‘We’re in the Miracle Receiving Business’
By Jenny Pope
Buckner International
October 18, 2007 was an average day for Cheri Griffin until she received a phone call that would change her life forever. It was the phone call of her nightmares.
“It was the hospital,” Cheri said. “They told me Clifton had been in an automobile accident and it wasn’t good. He wasn’t expected to make it through the night.”
Clifton, Cheri’s husband of 12 years, had been driving down a dirt road at 45 mph, “gassing out” with his co-worker Carl, when he hit some gravel, overcorrected and flipped. He wasn’t wearing his seatbelt.
“He had to have a craniotomy,” she said. “He had a collapsed lung, his head was busted open on the right side and his right eye [fell out.]”
“The doctors said he was Humpty Dumpty put on the wall… they didn’t think they could put him back together again. That was how they explained it.”
Armed with her twin sons William and Taylor, 11, and toddler Blaine, Cheri camped out at the hospital for three weeks with family and friends. Every day the doctors told her she had no hope. One doctor even compared Clifton to a cat or dog, saying “he’d walk but never talk.” But Cheri didn’t believe him.

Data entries
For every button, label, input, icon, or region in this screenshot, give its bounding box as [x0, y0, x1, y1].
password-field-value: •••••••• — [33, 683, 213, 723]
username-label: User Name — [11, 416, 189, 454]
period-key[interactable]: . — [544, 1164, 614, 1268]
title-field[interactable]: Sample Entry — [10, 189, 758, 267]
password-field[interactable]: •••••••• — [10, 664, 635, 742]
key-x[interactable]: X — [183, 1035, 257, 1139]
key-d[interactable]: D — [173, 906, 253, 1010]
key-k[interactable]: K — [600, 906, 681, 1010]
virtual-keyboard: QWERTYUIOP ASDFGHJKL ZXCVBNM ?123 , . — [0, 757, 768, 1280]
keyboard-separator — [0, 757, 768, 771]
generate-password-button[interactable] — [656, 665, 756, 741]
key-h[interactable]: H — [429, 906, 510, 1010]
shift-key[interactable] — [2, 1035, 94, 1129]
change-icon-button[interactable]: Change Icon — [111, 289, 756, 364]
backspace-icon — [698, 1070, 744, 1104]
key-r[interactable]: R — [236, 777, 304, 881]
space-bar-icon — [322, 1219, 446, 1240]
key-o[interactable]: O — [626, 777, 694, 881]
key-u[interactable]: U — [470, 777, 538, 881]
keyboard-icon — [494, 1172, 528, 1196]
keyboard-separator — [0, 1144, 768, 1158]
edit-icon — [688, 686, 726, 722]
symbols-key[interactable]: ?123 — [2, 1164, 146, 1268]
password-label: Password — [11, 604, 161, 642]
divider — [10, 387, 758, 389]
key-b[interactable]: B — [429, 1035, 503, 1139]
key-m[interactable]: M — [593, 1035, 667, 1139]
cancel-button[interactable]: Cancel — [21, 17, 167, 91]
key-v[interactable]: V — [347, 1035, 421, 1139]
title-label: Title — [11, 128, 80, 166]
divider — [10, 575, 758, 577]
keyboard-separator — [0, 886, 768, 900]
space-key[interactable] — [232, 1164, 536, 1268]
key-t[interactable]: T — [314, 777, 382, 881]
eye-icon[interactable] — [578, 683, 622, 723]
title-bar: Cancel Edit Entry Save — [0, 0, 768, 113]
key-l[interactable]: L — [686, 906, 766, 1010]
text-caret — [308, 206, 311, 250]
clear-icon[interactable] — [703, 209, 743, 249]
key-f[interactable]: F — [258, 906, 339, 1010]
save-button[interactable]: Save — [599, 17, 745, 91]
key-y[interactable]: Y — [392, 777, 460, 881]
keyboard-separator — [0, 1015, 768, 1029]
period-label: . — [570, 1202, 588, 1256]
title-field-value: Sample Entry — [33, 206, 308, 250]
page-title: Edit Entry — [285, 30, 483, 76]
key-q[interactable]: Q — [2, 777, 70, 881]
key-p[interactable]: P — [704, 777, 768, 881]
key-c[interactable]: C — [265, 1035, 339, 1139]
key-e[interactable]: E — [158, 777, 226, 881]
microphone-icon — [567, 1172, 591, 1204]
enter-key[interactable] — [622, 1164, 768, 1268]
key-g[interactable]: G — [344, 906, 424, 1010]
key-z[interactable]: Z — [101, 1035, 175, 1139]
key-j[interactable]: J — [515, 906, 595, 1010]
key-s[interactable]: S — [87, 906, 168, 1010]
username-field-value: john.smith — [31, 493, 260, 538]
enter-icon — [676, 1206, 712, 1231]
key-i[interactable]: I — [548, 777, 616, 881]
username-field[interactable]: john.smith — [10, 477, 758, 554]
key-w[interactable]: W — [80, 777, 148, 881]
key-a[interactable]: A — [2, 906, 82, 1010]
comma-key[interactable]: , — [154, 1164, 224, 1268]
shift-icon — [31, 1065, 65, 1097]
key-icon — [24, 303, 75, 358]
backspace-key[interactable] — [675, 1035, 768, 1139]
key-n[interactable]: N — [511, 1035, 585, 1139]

[QUESTIONS TO ANSWER]
(a) In the story about Clifton Griffin's car accident, how fast was Clifton driving when he hit the gravel?
(b) Pick up the story about Clifton Griffin's car accident after its final sentence and keep it going.

[RESULTS FOR EACH TASK]
(a) 45 mph.

(b)
“There was a time when my sister said to me, ‘You’ve got to make a decision,’” Cheri said. “With the shock of it all, I never thought about him dying.”
Cheri decided to put Clifton on a feeding tube.
“Whenever they did the feeding tube that day, it was like he was awake. He was there,” she remembered. “I said, ‘Clifton, can you point your finger?’ And he did it.
“There were different points throughout where they gave us no hope … but every day he would do something that would give us hope.”
Clifton’s slow recovery has been a long road, Cheri said. The once 6 foot 4, 250 lb. high school football player is now learning to feed himself again, count to 100 and recite his ABCs.
“I can spell words and he’ll tell me what I’m spelling,” Cheri said. “The other day he said, ‘Thank you Cheri.’ It was so clear. I was so excited I could understand what he said.”
That was what she had been praying for, she explained.
Though she’s received an overwhelming amount of support from her family and church, LifeBridge in Longview, Cheri decided to turn to someone on the outside to help talk through some of the challenges she and her boys were now facing without their dad. She turned to Buckner.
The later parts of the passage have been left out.